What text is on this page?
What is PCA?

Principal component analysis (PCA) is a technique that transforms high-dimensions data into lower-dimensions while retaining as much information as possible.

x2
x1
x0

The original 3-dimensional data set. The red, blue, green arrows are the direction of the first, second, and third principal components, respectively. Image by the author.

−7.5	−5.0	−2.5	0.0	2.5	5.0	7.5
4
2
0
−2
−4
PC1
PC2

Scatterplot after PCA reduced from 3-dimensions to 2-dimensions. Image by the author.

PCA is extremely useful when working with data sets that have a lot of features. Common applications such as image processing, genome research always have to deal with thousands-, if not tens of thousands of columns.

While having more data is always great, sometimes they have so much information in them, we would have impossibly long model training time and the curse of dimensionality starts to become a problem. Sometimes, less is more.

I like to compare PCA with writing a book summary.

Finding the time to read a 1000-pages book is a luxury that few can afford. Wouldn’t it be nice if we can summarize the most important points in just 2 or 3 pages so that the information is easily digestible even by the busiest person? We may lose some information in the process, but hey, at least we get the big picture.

================================

§ Your goal: Retype every record exactly, omitting nothing.

§ Worked solution:
What text is on this page?
What is PCA?

Principal component analysis (PCA) is a technique that transforms high-dimensions data into lower-dimensions while retaining as much information as possible.

x2
x1
x0

The original 3-dimensional data set. The red, blue, green arrows are the direction of the first, second, and third principal components, respectively. Image by the author.

−7.5	−5.0	−2.5	0.0	2.5	5.0	7.5
4
2
0
−2
−4
PC1
PC2

Scatterplot after PCA reduced from 3-dimensions to 2-dimensions. Image by the author.

PCA is extremely useful when working with data sets that have a lot of features. Common applications such as image processing, genome research always have to deal with thousands-, if not tens of thousands of columns.

While having more data is always great, sometimes they have so much information in them, we would have impossibly long model training time and the curse of dimensionality starts to become a problem. Sometimes, less is more.

I like to compare PCA with writing a book summary.

Finding the time to read a 1000-pages book is a luxury that few can afford. Wouldn’t it be nice if we can summarize the most important points in just 2 or 3 pages so that the information is easily digestible even by the busiest person? We may lose some information in the process, but hey, at least we get the big picture.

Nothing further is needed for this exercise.